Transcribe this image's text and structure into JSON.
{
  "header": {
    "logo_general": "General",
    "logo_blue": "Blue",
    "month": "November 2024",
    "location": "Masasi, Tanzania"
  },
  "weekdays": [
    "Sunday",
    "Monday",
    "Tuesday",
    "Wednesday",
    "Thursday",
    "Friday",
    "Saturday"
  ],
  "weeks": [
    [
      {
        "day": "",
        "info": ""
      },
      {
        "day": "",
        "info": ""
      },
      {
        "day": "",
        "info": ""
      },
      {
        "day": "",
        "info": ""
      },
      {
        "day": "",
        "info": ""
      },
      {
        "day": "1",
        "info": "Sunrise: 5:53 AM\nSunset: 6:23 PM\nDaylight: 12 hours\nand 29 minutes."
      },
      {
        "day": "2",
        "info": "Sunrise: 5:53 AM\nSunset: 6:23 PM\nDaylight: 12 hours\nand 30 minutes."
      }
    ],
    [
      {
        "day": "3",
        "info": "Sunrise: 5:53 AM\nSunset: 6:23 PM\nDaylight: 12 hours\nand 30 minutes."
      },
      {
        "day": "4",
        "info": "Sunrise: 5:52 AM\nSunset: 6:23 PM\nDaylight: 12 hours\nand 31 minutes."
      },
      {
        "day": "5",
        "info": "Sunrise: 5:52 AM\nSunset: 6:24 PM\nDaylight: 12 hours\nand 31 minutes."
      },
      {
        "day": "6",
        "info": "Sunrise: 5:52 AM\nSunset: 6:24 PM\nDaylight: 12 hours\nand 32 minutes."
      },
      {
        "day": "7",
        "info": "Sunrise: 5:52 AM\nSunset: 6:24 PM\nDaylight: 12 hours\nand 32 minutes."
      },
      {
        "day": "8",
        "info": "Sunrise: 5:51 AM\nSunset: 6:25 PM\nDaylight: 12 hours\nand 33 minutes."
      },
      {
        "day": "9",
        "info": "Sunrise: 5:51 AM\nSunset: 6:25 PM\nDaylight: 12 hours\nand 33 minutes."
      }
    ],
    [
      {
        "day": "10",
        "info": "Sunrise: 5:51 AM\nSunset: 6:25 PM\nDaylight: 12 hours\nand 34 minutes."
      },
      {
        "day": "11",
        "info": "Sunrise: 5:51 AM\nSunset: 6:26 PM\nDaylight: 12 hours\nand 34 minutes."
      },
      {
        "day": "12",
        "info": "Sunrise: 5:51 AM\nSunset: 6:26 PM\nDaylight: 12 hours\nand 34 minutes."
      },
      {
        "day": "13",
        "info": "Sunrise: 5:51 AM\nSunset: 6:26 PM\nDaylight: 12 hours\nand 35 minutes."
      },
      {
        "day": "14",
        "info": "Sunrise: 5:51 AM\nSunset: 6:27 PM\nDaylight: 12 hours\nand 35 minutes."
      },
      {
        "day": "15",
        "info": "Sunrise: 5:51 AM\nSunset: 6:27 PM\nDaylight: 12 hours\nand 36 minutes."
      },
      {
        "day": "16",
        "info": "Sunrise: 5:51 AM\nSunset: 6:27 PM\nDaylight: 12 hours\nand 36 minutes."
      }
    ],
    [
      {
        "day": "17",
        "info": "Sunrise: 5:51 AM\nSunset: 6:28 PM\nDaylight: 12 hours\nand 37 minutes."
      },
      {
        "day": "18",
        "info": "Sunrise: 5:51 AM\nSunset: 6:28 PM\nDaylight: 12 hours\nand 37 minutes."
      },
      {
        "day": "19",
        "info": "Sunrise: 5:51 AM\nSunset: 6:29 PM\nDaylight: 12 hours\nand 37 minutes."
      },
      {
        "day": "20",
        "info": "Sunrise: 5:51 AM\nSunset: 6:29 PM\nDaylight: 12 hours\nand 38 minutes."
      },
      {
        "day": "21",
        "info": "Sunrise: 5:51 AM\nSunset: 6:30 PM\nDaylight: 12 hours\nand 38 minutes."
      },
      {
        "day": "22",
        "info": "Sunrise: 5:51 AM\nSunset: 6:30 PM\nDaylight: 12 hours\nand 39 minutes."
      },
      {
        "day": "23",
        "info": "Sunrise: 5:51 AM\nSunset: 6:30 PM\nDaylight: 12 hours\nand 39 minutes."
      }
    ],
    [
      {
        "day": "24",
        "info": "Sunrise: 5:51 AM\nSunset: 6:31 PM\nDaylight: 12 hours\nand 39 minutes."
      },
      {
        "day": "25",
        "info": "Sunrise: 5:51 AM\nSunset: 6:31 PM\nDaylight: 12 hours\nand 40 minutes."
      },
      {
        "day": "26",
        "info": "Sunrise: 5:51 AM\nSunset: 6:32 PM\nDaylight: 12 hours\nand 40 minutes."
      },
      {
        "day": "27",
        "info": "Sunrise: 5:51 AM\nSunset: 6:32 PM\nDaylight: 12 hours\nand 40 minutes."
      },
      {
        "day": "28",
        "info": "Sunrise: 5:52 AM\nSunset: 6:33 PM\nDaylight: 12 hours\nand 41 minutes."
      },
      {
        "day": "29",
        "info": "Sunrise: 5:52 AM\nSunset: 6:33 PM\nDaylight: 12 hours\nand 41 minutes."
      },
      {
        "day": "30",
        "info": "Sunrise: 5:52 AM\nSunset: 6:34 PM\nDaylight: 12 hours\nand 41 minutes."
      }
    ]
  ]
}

- - - - - - -

INSTRUCTION: Each record must be repeated exactly as it is.

ANSWER TO THIS EXERCISE:
Transcribe this image's text and structure into JSON.
{
  "header": {
    "logo_general": "General",
    "logo_blue": "Blue",
    "month": "November 2024",
    "location": "Masasi, Tanzania"
  },
  "weekdays": [
    "Sunday",
    "Monday",
    "Tuesday",
    "Wednesday",
    "Thursday",
    "Friday",
    "Saturday"
  ],
  "weeks": [
    [
      {
        "day": "",
        "info": ""
      },
      {
        "day": "",
        "info": ""
      },
      {
        "day": "",
        "info": ""
      },
      {
        "day": "",
        "info": ""
      },
      {
        "day": "",
        "info": ""
      },
      {
        "day": "1",
        "info": "Sunrise: 5:53 AM\nSunset: 6:23 PM\nDaylight: 12 hours\nand 29 minutes."
      },
      {
        "day": "2",
        "info": "Sunrise: 5:53 AM\nSunset: 6:23 PM\nDaylight: 12 hours\nand 30 minutes."
      }
    ],
    [
      {
        "day": "3",
        "info": "Sunrise: 5:53 AM\nSunset: 6:23 PM\nDaylight: 12 hours\nand 30 minutes."
      },
      {
        "day": "4",
        "info": "Sunrise: 5:52 AM\nSunset: 6:23 PM\nDaylight: 12 hours\nand 31 minutes."
      },
      {
        "day": "5",
        "info": "Sunrise: 5:52 AM\nSunset: 6:24 PM\nDaylight: 12 hours\nand 31 minutes."
      },
      {
        "day": "6",
        "info": "Sunrise: 5:52 AM\nSunset: 6:24 PM\nDaylight: 12 hours\nand 32 minutes."
      },
      {
        "day": "7",
        "info": "Sunrise: 5:52 AM\nSunset: 6:24 PM\nDaylight: 12 hours\nand 32 minutes."
      },
      {
        "day": "8",
        "info": "Sunrise: 5:51 AM\nSunset: 6:25 PM\nDaylight: 12 hours\nand 33 minutes."
      },
      {
        "day": "9",
        "info": "Sunrise: 5:51 AM\nSunset: 6:25 PM\nDaylight: 12 hours\nand 33 minutes."
      }
    ],
    [
      {
        "day": "10",
        "info": "Sunrise: 5:51 AM\nSunset: 6:25 PM\nDaylight: 12 hours\nand 34 minutes."
      },
      {
        "day": "11",
        "info": "Sunrise: 5:51 AM\nSunset: 6:26 PM\nDaylight: 12 hours\nand 34 minutes."
      },
      {
        "day": "12",
        "info": "Sunrise: 5:51 AM\nSunset: 6:26 PM\nDaylight: 12 hours\nand 34 minutes."
      },
      {
        "day": "13",
        "info": "Sunrise: 5:51 AM\nSunset: 6:26 PM\nDaylight: 12 hours\nand 35 minutes."
      },
      {
        "day": "14",
        "info": "Sunrise: 5:51 AM\nSunset: 6:27 PM\nDaylight: 12 hours\nand 35 minutes."
      },
      {
        "day": "15",
        "info": "Sunrise: 5:51 AM\nSunset: 6:27 PM\nDaylight: 12 hours\nand 36 minutes."
      },
      {
        "day": "16",
        "info": "Sunrise: 5:51 AM\nSunset: 6:27 PM\nDaylight: 12 hours\nand 36 minutes."
      }
    ],
    [
      {
        "day": "17",
        "info": "Sunrise: 5:51 AM\nSunset: 6:28 PM\nDaylight: 12 hours\nand 37 minutes."
      },
      {
        "day": "18",
        "info": "Sunrise: 5:51 AM\nSunset: 6:28 PM\nDaylight: 12 hours\nand 37 minutes."
      },
      {
        "day": "19",
        "info": "Sunrise: 5:51 AM\nSunset: 6:29 PM\nDaylight: 12 hours\nand 37 minutes."
      },
      {
        "day": "20",
        "info": "Sunrise: 5:51 AM\nSunset: 6:29 PM\nDaylight: 12 hours\nand 38 minutes."
      },
      {
        "day": "21",
        "info": "Sunrise: 5:51 AM\nSunset: 6:30 PM\nDaylight: 12 hours\nand 38 minutes."
      },
      {
        "day": "22",
        "info": "Sunrise: 5:51 AM\nSunset: 6:30 PM\nDaylight: 12 hours\nand 39 minutes."
      },
      {
        "day": "23",
        "info": "Sunrise: 5:51 AM\nSunset: 6:30 PM\nDaylight: 12 hours\nand 39 minutes."
      }
    ],
    [
      {
        "day": "24",
        "info": "Sunrise: 5:51 AM\nSunset: 6:31 PM\nDaylight: 12 hours\nand 39 minutes."
      },
      {
        "day": "25",
        "info": "Sunrise: 5:51 AM\nSunset: 6:31 PM\nDaylight: 12 hours\nand 40 minutes."
      },
      {
        "day": "26",
        "info": "Sunrise: 5:51 AM\nSunset: 6:32 PM\nDaylight: 12 hours\nand 40 minutes."
      },
      {
        "day": "27",
        "info": "Sunrise: 5:51 AM\nSunset: 6:32 PM\nDaylight: 12 hours\nand 40 minutes."
      },
      {
        "day": "28",
        "info": "Sunrise: 5:52 AM\nSunset: 6:33 PM\nDaylight: 12 hours\nand 41 minutes."
      },
      {
        "day": "29",
        "info": "Sunrise: 5:52 AM\nSunset: 6:33 PM\nDaylight: 12 hours\nand 41 minutes."
      },
      {
        "day": "30",
        "info": "Sunrise: 5:52 AM\nSunset: 6:34 PM\nDaylight: 12 hours\nand 41 minutes."
      }
    ]
  ]
}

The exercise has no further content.